--- start ---

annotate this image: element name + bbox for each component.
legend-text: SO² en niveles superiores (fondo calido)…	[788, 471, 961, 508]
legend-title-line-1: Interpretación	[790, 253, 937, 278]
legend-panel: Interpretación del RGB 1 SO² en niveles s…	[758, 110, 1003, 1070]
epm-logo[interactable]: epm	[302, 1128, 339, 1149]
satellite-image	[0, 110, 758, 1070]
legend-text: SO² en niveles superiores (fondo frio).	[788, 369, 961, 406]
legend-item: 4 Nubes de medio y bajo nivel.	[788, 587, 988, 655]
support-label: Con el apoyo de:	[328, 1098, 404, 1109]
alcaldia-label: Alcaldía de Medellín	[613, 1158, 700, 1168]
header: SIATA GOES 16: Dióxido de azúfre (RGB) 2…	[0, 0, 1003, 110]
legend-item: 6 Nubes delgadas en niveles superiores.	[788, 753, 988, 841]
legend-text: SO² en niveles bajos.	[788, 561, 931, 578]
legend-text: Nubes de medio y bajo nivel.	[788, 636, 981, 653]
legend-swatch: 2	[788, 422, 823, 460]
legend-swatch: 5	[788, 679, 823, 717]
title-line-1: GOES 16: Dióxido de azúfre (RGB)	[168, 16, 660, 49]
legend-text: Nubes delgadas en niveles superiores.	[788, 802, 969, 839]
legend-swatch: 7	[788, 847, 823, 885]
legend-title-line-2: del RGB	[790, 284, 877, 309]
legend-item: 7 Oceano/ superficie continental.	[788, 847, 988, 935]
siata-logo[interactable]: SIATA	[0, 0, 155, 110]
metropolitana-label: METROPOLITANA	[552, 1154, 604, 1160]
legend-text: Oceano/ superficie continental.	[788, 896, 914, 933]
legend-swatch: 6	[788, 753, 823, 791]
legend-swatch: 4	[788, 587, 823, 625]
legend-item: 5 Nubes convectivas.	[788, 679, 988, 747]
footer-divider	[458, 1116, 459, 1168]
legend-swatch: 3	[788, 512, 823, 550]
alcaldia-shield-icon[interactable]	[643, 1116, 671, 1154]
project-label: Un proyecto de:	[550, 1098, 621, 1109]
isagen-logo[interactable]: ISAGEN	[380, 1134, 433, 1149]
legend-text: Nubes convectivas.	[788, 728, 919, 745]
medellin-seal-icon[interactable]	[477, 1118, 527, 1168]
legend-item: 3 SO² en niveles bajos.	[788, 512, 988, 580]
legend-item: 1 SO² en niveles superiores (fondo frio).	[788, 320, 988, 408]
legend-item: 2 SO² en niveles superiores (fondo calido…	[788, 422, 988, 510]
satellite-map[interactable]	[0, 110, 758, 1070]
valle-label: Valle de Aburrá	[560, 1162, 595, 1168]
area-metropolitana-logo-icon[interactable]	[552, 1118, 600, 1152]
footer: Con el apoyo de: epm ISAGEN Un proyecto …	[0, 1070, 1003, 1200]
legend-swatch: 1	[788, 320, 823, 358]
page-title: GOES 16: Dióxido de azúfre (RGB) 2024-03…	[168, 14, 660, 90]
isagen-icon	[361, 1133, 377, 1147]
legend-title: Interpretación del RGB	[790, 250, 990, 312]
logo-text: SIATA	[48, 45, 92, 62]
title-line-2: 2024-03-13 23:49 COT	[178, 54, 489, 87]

--- end ---

> [PROBLEM TO WORK ON] How many lines of the listing above contain the string "delgadas"? Reply with the number alone.

> [THE REPLY] 2